## [The request]
Transcribe the records below exactly.

## [Working data]

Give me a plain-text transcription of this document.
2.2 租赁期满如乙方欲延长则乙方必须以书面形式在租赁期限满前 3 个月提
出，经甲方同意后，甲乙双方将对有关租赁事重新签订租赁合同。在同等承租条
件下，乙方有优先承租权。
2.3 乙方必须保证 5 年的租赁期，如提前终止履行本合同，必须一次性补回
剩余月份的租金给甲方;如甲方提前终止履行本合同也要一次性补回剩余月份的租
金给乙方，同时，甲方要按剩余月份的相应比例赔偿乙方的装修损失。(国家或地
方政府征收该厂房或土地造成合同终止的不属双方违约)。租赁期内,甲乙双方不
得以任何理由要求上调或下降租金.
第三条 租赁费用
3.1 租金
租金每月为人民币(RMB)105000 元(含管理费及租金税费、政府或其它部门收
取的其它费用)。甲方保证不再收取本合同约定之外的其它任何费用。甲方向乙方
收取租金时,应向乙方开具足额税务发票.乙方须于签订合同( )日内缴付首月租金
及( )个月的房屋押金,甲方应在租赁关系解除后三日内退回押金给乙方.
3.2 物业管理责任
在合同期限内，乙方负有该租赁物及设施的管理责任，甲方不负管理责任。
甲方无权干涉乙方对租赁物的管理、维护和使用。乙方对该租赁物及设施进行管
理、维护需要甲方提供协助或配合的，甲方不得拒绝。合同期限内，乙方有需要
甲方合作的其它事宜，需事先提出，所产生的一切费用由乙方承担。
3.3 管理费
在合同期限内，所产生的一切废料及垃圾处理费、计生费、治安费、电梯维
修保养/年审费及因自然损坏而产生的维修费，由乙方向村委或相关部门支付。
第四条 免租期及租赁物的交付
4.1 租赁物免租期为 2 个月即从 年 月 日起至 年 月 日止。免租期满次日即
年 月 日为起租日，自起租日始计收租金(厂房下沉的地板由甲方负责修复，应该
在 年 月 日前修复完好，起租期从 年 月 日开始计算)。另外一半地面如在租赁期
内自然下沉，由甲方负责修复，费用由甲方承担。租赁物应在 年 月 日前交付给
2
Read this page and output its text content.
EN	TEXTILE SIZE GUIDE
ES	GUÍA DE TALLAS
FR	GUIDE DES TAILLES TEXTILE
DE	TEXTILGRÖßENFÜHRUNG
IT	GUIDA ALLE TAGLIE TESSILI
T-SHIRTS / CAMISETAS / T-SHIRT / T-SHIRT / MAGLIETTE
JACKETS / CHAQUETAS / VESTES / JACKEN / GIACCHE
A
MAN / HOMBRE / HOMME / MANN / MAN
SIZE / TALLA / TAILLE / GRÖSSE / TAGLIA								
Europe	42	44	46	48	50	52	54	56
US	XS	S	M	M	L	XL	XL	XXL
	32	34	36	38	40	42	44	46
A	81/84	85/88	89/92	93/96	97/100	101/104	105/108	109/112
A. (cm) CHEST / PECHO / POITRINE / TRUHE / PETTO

## [Worked solution]
Give me a plain-text transcription of this document.
2.2 租赁期满如乙方欲延长则乙方必须以书面形式在租赁期限满前 3 个月提
出，经甲方同意后，甲乙双方将对有关租赁事重新签订租赁合同。在同等承租条
件下，乙方有优先承租权。
2.3 乙方必须保证 5 年的租赁期，如提前终止履行本合同，必须一次性补回
剩余月份的租金给甲方;如甲方提前终止履行本合同也要一次性补回剩余月份的租
金给乙方，同时，甲方要按剩余月份的相应比例赔偿乙方的装修损失。(国家或地
方政府征收该厂房或土地造成合同终止的不属双方违约)。租赁期内,甲乙双方不
得以任何理由要求上调或下降租金.
第三条 租赁费用
3.1 租金
租金每月为人民币(RMB)105000 元(含管理费及租金税费、政府或其它部门收
取的其它费用)。甲方保证不再收取本合同约定之外的其它任何费用。甲方向乙方
收取租金时,应向乙方开具足额税务发票.乙方须于签订合同( )日内缴付首月租金
及( )个月的房屋押金,甲方应在租赁关系解除后三日内退回押金给乙方.
3.2 物业管理责任
在合同期限内，乙方负有该租赁物及设施的管理责任，甲方不负管理责任。
甲方无权干涉乙方对租赁物的管理、维护和使用。乙方对该租赁物及设施进行管
理、维护需要甲方提供协助或配合的，甲方不得拒绝。合同期限内，乙方有需要
甲方合作的其它事宜，需事先提出，所产生的一切费用由乙方承担。
3.3 管理费
在合同期限内，所产生的一切废料及垃圾处理费、计生费、治安费、电梯维
修保养/年审费及因自然损坏而产生的维修费，由乙方向村委或相关部门支付。
第四条 免租期及租赁物的交付
4.1 租赁物免租期为 2 个月即从 年 月 日起至 年 月 日止。免租期满次日即
年 月 日为起租日，自起租日始计收租金(厂房下沉的地板由甲方负责修复，应该
在 年 月 日前修复完好，起租期从 年 月 日开始计算)。另外一半地面如在租赁期
内自然下沉，由甲方负责修复，费用由甲方承担。租赁物应在 年 月 日前交付给
2
Read this page and output its text content.
EN	TEXTILE SIZE GUIDE
ES	GUÍA DE TALLAS
FR	GUIDE DES TAILLES TEXTILE
DE	TEXTILGRÖßENFÜHRUNG
IT	GUIDA ALLE TAGLIE TESSILI
T-SHIRTS / CAMISETAS / T-SHIRT / T-SHIRT / MAGLIETTE
JACKETS / CHAQUETAS / VESTES / JACKEN / GIACCHE
A
MAN / HOMBRE / HOMME / MANN / MAN
SIZE / TALLA / TAILLE / GRÖSSE / TAGLIA								
Europe	42	44	46	48	50	52	54	56
US	XS	S	M	M	L	XL	XL	XXL
	32	34	36	38	40	42	44	46
A	81/84	85/88	89/92	93/96	97/100	101/104	105/108	109/112
A. (cm) CHEST / PECHO / POITRINE / TRUHE / PETTO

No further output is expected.